APLICA LO LEÍDO:
1) Responde según la columna:
(a) ¿Qué flores apreciamos?
(b) ¿De qué forma hemos recibido la vida y la alegría de existir?
(c) ¿Qué hará Él después de encontrarte?
2) Transcribe de la columna todo lo que va desde "Columnistas" hasta "no hemos trazado.".

FRAGMENTO SELECCIONADO:
Columnistas

Agradecer y celebrar la vida

¿Qué méritos tenemos tú o yo para recibir tantos regalos gratuitos? Se nos han dado preciosos amaneceres y atardeceres sin ningún costo; podemos disfrutar las caricias de la lluvia y la brisa como si fuéramos sus apasionados amantes; apreciamos las flores de los campos que nadie ha sembrado; vemos crecer los frutos en árboles que nadie plantó; y recorremos y nos bañamos en las aguas de los ríos, cuyo curso a lo largo de los años no hemos trazado.

¿Has meditado en cuántas veces ha palpitado tu corazón en tu pecho desde que naciste? ¿Has pensado cuántas veces inhalaste y exhalaste el aire por tu nariz a lo largo de tu vida? ¿Has reflexionado en que este pequeño planeta verde que habitamos es un completo milagro? Posiblemente no, pero ya es tiempo de que utilices algún tiempo para terminar de entender que tú y yo somos unos privilegiados ingratos, porque lo más importante, como la vida y la alegría de existir, lo hemos recibido de forma completamente gratis, por lo que debiéramos estar profundamente agradecidos.

Importa muy poco si por todo ello no le agradeces a Dios, porque igual Él seguirá queriéndote de forma incondicional, ya que simplemente está en su naturaleza amar sin medida y ser misericordioso y compasivo; y aunque extravíes y equivoques tu camino, Él siempre saldrá a buscarte y después de encontrarte, te acariciará con ternura y te cargará con mucha alegría en sus poderosos hombros.

Entradas de datos guardadas:
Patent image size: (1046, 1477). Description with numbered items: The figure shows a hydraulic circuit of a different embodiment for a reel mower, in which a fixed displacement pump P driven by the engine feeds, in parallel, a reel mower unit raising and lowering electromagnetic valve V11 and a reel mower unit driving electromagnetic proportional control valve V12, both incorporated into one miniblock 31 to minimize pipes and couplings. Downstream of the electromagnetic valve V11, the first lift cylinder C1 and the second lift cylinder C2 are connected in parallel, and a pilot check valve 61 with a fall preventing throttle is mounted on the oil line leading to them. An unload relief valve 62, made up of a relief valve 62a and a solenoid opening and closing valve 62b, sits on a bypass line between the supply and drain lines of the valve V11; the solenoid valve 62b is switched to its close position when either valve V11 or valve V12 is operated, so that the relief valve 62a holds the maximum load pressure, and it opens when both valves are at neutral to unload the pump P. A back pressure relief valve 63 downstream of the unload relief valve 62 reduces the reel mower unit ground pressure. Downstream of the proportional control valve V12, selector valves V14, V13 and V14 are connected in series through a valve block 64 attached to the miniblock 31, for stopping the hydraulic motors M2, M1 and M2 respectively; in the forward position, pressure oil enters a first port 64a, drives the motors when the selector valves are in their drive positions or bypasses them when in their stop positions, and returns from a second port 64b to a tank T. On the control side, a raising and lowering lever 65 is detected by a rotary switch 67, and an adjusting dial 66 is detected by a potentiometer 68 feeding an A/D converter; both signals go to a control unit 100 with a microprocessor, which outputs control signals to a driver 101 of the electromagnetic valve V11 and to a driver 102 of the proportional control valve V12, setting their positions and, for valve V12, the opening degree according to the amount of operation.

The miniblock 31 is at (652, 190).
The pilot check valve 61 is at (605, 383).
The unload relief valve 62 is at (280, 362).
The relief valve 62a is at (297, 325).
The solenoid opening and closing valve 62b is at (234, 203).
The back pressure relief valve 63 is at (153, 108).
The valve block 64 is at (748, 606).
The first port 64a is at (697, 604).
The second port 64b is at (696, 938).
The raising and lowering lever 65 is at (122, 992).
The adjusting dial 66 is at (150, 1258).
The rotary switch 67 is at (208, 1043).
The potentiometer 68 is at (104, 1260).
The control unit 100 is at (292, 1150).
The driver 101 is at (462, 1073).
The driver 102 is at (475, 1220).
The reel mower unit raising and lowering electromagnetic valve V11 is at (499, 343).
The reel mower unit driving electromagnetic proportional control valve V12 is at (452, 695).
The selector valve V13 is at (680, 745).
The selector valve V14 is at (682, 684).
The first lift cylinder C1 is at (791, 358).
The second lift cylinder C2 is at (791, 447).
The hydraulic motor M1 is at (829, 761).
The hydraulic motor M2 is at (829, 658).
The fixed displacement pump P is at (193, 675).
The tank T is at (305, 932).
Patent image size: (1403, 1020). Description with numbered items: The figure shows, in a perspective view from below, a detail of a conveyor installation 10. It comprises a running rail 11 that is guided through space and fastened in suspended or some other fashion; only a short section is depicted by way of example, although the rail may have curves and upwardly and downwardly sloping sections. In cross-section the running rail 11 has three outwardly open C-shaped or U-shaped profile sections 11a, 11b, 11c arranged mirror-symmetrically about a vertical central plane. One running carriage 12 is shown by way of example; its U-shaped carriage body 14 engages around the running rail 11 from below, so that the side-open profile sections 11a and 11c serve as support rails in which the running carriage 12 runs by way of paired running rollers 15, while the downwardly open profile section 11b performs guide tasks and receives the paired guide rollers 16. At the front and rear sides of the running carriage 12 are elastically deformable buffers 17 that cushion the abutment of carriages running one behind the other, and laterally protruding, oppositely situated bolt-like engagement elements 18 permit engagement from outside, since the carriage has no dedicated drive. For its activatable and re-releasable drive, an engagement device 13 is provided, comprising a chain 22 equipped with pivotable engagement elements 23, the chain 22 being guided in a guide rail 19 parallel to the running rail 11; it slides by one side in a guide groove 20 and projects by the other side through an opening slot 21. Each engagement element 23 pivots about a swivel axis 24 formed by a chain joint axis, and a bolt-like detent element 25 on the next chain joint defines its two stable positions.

RESPUESTAS:
1)
(a) Las flores de los campos que nadie ha sembrado.
(b) De forma completamente gratis.
(c) Te acariciará con ternura y te cargará con mucha alegría en sus poderosos hombros.

2)
Columnistas

Agradecer y celebrar la vida

¿Qué méritos tenemos tú o yo para recibir tantos regalos gratuitos? Se nos han dado preciosos amaneceres y atardeceres sin ningún costo; podemos disfrutar las caricias de la lluvia y la brisa como si fuéramos sus apasionados amantes; apreciamos las flores de los campos que nadie ha sembrado; vemos crecer los frutos en árboles que nadie plantó; y recorremos y nos bañamos en las aguas de los ríos, cuyo curso a lo largo de los años no hemos trazado.